» **GOAL OF THE EXERCISE**
Tally every line featuring "from", then give that tally alone.

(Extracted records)
## Begin

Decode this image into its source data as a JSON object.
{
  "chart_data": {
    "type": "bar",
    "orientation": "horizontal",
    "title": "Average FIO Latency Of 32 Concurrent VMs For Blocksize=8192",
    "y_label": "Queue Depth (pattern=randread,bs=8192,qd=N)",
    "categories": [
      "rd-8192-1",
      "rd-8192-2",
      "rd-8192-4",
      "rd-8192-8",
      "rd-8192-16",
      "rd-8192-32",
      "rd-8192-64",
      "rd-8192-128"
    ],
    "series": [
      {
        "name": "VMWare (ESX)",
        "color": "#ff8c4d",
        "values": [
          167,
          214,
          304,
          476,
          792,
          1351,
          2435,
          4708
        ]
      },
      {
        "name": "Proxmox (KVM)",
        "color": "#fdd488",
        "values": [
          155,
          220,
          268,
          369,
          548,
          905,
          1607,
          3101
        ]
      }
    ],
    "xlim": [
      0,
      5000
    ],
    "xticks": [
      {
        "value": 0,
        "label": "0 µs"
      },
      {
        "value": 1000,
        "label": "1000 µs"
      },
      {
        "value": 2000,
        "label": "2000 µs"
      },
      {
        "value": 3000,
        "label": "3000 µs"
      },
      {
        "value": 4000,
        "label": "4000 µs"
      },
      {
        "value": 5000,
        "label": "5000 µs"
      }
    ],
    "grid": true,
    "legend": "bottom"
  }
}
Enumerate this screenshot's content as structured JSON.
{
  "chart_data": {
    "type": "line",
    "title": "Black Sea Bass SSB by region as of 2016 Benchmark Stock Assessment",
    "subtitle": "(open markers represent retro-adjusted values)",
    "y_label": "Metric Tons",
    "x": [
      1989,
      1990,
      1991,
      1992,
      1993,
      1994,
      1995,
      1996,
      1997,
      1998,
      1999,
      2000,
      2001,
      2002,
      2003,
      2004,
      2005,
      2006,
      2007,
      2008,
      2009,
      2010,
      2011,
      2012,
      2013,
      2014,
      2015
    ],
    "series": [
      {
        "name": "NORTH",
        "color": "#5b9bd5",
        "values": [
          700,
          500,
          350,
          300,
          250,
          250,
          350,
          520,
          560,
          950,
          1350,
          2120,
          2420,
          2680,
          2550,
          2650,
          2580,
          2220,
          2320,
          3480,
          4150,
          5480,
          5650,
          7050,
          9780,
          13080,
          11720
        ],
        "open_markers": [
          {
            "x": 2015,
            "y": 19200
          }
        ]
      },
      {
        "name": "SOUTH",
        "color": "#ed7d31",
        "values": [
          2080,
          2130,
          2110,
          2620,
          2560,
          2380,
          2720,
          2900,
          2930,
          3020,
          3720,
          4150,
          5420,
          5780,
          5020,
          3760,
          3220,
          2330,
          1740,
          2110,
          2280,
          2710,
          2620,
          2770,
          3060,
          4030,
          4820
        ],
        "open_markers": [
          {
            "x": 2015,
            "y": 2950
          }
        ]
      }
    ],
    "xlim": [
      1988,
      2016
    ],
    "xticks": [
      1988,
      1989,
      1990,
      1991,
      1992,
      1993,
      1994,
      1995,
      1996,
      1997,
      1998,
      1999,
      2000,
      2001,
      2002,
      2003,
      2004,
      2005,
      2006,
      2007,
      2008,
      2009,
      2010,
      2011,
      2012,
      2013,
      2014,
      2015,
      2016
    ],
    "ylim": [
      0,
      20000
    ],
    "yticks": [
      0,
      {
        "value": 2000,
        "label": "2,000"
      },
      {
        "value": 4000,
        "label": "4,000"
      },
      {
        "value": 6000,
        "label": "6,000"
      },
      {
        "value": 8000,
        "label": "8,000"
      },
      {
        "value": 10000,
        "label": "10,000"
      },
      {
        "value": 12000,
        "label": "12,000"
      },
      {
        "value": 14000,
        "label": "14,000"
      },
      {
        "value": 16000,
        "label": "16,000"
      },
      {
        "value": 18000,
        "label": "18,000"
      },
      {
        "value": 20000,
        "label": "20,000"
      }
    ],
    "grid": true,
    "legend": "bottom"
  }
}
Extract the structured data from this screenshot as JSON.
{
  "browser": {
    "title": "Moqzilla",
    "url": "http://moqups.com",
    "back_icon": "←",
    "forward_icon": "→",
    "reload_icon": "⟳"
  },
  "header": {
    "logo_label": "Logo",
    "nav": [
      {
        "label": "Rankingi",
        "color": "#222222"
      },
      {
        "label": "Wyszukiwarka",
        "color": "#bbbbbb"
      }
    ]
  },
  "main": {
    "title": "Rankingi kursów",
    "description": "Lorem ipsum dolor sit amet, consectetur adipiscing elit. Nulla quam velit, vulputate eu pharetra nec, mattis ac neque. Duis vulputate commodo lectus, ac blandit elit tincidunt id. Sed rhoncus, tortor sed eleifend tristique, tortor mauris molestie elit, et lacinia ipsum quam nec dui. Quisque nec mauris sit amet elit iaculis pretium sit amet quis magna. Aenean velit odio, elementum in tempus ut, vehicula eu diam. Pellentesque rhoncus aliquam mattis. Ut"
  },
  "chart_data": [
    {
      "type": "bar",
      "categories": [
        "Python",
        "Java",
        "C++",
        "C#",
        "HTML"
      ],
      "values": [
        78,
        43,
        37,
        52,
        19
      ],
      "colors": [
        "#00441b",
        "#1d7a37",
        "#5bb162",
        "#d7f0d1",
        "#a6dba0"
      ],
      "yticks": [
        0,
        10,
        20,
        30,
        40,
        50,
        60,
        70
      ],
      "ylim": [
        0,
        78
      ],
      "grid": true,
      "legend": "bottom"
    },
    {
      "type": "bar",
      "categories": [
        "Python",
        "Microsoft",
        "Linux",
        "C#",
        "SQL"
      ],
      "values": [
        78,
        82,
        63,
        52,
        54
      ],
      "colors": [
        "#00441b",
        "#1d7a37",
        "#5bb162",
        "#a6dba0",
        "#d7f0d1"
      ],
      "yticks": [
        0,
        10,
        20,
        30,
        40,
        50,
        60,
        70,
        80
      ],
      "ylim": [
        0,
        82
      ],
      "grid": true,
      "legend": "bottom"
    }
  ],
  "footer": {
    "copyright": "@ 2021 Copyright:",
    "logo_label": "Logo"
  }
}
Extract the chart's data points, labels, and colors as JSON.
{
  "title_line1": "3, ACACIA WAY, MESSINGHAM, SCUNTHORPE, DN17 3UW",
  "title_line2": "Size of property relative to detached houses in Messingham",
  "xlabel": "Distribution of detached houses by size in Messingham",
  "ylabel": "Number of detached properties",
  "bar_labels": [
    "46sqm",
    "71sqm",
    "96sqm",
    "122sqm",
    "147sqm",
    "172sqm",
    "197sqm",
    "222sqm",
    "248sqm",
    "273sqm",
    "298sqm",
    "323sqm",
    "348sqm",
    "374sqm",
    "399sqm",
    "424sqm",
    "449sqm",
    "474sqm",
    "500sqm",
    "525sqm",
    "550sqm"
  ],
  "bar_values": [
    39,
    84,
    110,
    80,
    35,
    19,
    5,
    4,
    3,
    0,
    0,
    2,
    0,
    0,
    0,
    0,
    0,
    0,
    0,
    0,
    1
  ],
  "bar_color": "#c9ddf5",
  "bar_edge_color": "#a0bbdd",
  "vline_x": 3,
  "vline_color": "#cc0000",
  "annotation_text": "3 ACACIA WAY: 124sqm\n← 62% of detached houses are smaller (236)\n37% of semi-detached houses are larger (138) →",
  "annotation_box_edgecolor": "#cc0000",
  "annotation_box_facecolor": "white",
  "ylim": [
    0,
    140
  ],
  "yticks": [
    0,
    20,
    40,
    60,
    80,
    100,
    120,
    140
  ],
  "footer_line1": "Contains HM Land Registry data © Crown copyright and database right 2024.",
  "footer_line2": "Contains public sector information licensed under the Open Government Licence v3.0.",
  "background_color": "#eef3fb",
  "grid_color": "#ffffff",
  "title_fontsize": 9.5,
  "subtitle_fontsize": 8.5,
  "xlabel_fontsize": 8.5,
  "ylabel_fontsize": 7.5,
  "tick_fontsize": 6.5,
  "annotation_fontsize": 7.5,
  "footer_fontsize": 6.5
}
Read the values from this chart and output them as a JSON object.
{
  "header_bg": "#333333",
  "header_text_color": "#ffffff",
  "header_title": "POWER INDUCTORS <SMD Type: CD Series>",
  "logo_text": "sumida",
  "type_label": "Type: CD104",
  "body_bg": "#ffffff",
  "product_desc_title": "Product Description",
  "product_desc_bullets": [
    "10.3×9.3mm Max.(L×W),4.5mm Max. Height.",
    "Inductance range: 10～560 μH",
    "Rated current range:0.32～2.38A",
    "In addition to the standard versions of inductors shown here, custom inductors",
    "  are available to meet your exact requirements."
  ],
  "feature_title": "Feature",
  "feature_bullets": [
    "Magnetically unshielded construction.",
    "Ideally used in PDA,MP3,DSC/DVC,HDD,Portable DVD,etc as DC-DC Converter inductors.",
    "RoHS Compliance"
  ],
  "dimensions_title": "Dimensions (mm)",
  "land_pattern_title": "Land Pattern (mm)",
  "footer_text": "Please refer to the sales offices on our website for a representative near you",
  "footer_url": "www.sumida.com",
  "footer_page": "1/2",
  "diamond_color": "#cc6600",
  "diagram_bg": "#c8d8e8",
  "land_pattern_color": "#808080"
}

## End

» **THE OUTPUT**
2